* Given request
Find the string "Users" and gather every line that holds it.

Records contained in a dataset
---*---

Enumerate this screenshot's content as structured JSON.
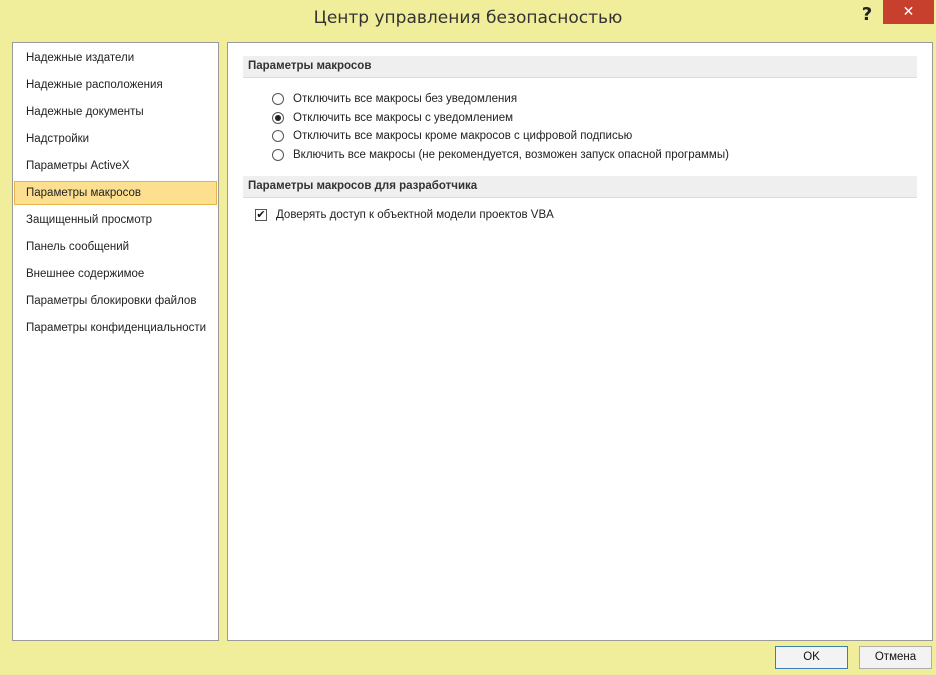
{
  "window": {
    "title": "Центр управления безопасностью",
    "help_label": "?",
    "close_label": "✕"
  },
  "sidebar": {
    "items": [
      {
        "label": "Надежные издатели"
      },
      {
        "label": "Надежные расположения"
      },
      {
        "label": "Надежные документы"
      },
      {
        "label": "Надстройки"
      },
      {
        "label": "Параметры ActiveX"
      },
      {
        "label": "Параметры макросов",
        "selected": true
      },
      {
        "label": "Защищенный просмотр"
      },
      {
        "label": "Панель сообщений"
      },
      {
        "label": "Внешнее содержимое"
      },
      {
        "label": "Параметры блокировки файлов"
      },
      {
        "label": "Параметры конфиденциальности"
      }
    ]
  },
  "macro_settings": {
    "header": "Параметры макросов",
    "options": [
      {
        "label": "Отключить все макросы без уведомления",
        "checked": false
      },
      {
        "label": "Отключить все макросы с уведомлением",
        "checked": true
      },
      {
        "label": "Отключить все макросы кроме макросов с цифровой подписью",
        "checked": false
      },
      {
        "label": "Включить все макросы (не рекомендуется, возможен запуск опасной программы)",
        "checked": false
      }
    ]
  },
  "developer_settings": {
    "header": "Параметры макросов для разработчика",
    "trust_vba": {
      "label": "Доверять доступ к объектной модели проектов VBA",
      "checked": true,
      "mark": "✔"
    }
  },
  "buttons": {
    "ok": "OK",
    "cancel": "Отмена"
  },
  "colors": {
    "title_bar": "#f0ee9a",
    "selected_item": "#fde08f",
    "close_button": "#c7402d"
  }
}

---*---

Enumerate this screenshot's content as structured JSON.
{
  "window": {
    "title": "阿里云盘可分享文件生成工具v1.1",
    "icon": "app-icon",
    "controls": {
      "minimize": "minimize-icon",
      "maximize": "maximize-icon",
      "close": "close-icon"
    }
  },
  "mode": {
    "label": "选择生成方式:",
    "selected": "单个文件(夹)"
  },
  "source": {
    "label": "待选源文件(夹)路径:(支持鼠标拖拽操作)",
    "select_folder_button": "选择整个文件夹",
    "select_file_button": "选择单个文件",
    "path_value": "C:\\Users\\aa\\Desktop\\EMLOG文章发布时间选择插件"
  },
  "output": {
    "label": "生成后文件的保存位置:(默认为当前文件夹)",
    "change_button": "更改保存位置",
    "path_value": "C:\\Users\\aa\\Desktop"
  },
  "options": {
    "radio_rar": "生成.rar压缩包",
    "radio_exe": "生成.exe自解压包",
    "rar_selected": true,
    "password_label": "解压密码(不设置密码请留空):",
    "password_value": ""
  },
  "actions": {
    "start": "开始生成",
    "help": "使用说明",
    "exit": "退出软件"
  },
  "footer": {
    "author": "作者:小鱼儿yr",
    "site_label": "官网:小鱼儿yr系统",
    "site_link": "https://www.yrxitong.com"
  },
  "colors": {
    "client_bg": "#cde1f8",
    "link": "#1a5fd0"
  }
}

---*---

* Task response
    "path_value": "C:\\Users\\aa\\Desktop\\EMLOG文章发布时间选择插件"
    "path_value": "C:\\Users\\aa\\Desktop"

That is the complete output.